- Exercise brief:
Copy all lines of the listing that include the string "Supervisor".

— begin —

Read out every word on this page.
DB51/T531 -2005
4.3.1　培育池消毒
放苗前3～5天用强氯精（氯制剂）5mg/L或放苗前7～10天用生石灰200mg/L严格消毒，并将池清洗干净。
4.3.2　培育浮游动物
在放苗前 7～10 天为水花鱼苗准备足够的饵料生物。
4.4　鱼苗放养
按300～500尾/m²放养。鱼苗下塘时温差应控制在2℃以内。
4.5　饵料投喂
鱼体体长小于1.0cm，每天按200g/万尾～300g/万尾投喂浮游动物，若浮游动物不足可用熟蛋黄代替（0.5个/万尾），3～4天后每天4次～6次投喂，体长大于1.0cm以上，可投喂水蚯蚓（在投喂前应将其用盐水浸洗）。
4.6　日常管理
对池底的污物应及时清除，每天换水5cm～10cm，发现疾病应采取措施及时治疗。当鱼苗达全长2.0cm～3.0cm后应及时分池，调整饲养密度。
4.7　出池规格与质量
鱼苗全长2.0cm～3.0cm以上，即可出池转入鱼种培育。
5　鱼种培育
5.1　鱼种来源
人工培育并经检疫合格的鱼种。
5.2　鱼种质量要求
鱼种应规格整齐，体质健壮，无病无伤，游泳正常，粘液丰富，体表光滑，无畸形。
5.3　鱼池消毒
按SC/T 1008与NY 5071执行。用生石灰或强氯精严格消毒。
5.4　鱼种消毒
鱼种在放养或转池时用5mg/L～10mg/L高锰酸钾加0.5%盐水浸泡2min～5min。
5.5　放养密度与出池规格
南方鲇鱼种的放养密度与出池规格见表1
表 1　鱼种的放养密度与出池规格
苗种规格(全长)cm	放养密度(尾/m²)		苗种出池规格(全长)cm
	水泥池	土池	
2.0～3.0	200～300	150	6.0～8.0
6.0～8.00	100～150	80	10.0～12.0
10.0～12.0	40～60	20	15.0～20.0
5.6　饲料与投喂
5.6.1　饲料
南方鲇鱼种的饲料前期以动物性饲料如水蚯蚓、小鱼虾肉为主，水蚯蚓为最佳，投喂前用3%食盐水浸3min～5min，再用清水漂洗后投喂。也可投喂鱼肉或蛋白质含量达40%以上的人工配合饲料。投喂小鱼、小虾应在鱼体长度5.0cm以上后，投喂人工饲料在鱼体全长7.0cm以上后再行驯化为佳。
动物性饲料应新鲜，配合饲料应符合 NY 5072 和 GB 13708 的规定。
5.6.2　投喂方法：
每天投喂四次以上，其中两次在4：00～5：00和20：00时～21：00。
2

— end —
— begin —

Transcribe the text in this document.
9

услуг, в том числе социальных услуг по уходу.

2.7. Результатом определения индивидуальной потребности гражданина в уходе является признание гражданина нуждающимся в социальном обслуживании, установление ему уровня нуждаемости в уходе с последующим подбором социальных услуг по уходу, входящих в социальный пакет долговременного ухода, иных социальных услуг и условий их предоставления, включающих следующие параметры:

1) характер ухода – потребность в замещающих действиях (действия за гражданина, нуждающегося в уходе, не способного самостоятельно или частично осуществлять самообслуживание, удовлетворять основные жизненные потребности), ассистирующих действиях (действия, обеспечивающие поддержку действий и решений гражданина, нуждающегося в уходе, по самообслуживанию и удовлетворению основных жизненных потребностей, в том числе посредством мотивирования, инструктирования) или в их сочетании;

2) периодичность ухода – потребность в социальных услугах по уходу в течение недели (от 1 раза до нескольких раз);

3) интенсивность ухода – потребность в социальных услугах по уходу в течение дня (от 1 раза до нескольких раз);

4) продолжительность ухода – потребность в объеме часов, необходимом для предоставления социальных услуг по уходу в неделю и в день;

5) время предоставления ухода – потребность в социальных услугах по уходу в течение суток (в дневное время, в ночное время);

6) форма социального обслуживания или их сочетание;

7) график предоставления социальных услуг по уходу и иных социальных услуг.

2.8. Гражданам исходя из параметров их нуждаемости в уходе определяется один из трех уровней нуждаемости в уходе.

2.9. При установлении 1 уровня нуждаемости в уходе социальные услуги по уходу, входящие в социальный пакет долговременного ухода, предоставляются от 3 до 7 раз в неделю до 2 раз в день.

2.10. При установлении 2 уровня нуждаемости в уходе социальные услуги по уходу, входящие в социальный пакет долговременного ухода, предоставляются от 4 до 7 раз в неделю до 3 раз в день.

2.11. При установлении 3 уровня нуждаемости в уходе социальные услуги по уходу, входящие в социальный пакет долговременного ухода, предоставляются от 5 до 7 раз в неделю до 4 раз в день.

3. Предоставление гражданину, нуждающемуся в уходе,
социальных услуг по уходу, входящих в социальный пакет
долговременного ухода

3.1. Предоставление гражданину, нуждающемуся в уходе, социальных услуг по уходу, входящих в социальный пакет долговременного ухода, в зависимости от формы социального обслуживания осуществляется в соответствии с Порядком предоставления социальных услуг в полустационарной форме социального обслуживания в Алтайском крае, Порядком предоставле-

— end —
— begin —

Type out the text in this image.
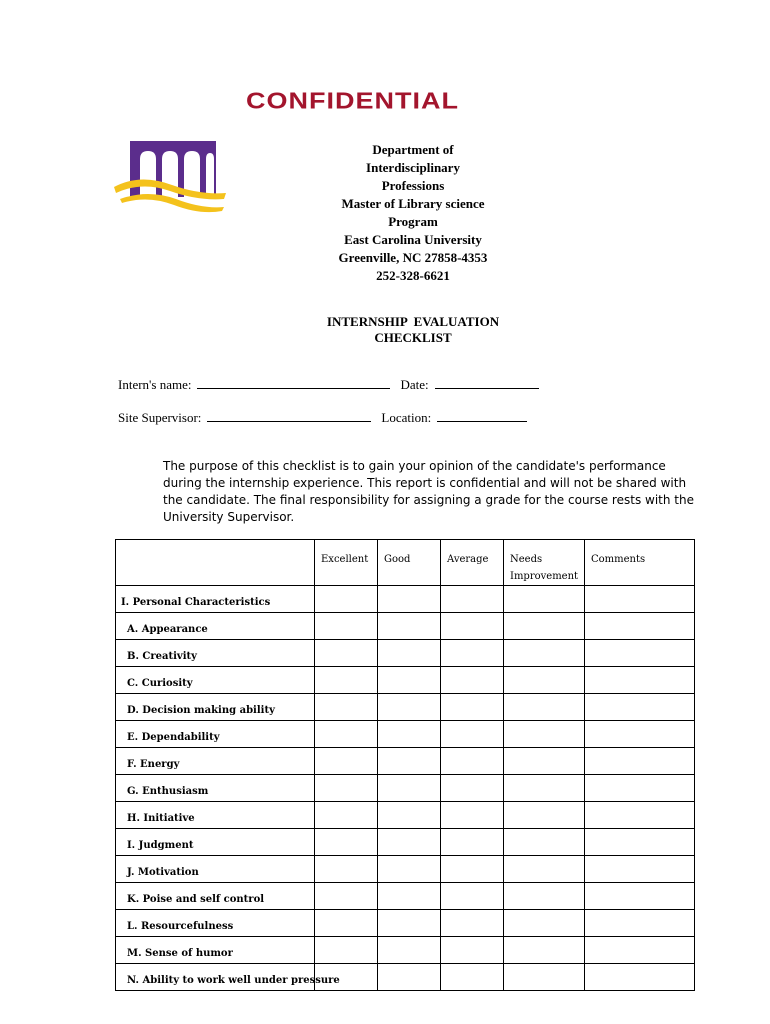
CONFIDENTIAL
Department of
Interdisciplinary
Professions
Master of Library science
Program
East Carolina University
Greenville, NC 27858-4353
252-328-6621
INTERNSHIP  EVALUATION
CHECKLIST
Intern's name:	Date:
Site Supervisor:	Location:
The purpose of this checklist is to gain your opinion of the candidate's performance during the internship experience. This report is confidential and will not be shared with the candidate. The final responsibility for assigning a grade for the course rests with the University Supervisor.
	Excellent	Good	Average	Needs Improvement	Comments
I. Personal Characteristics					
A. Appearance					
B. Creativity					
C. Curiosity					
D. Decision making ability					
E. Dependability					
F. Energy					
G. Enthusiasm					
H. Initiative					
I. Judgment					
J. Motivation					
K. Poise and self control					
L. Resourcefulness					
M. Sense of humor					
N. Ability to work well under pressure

— end —

- Task output:
Site Supervisor:	Location:
The purpose of this checklist is to gain your opinion of the candidate's performance during the internship experience. This report is confidential and will not be shared with the candidate. The final responsibility for assigning a grade for the course rests with the University Supervisor.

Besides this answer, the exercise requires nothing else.